--- RECORDS PROVIDED ---

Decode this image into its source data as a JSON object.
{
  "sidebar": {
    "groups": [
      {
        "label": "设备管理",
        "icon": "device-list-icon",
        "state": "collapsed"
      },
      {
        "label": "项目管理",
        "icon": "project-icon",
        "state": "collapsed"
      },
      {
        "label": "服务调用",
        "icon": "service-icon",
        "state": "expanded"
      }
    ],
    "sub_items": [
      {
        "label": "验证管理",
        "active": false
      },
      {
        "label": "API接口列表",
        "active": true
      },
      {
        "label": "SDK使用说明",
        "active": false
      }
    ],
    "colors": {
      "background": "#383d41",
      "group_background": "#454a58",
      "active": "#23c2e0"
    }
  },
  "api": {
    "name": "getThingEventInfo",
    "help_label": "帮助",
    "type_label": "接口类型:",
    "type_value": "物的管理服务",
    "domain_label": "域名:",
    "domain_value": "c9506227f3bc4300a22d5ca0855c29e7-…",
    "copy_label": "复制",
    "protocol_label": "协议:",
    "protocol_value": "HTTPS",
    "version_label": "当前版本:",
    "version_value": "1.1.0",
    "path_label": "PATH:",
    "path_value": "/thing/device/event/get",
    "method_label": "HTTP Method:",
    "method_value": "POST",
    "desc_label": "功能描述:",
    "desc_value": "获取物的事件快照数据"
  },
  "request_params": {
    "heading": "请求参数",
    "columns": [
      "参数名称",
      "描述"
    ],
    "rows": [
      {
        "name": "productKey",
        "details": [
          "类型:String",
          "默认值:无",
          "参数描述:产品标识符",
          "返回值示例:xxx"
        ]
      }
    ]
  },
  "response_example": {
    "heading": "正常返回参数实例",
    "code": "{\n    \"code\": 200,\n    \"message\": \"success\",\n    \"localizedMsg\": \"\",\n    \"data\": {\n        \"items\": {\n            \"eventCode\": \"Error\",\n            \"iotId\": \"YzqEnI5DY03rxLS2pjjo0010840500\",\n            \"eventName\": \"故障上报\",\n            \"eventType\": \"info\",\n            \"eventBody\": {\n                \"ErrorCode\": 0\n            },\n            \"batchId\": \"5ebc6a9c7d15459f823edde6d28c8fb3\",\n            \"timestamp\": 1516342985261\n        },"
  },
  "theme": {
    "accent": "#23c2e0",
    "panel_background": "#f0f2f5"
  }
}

---

**DESCRIPTION OF THE TASK**.
Repeat the records exactly, including every line.

**SOLUTION TO THIS TASK**.
Decode this image into its source data as a JSON object.
{
  "sidebar": {
    "groups": [
      {
        "label": "设备管理",
        "icon": "device-list-icon",
        "state": "collapsed"
      },
      {
        "label": "项目管理",
        "icon": "project-icon",
        "state": "collapsed"
      },
      {
        "label": "服务调用",
        "icon": "service-icon",
        "state": "expanded"
      }
    ],
    "sub_items": [
      {
        "label": "验证管理",
        "active": false
      },
      {
        "label": "API接口列表",
        "active": true
      },
      {
        "label": "SDK使用说明",
        "active": false
      }
    ],
    "colors": {
      "background": "#383d41",
      "group_background": "#454a58",
      "active": "#23c2e0"
    }
  },
  "api": {
    "name": "getThingEventInfo",
    "help_label": "帮助",
    "type_label": "接口类型:",
    "type_value": "物的管理服务",
    "domain_label": "域名:",
    "domain_value": "c9506227f3bc4300a22d5ca0855c29e7-…",
    "copy_label": "复制",
    "protocol_label": "协议:",
    "protocol_value": "HTTPS",
    "version_label": "当前版本:",
    "version_value": "1.1.0",
    "path_label": "PATH:",
    "path_value": "/thing/device/event/get",
    "method_label": "HTTP Method:",
    "method_value": "POST",
    "desc_label": "功能描述:",
    "desc_value": "获取物的事件快照数据"
  },
  "request_params": {
    "heading": "请求参数",
    "columns": [
      "参数名称",
      "描述"
    ],
    "rows": [
      {
        "name": "productKey",
        "details": [
          "类型:String",
          "默认值:无",
          "参数描述:产品标识符",
          "返回值示例:xxx"
        ]
      }
    ]
  },
  "response_example": {
    "heading": "正常返回参数实例",
    "code": "{\n    \"code\": 200,\n    \"message\": \"success\",\n    \"localizedMsg\": \"\",\n    \"data\": {\n        \"items\": {\n            \"eventCode\": \"Error\",\n            \"iotId\": \"YzqEnI5DY03rxLS2pjjo0010840500\",\n            \"eventName\": \"故障上报\",\n            \"eventType\": \"info\",\n            \"eventBody\": {\n                \"ErrorCode\": 0\n            },\n            \"batchId\": \"5ebc6a9c7d15459f823edde6d28c8fb3\",\n            \"timestamp\": 1516342985261\n        },"
  },
  "theme": {
    "accent": "#23c2e0",
    "panel_background": "#f0f2f5"
  }
}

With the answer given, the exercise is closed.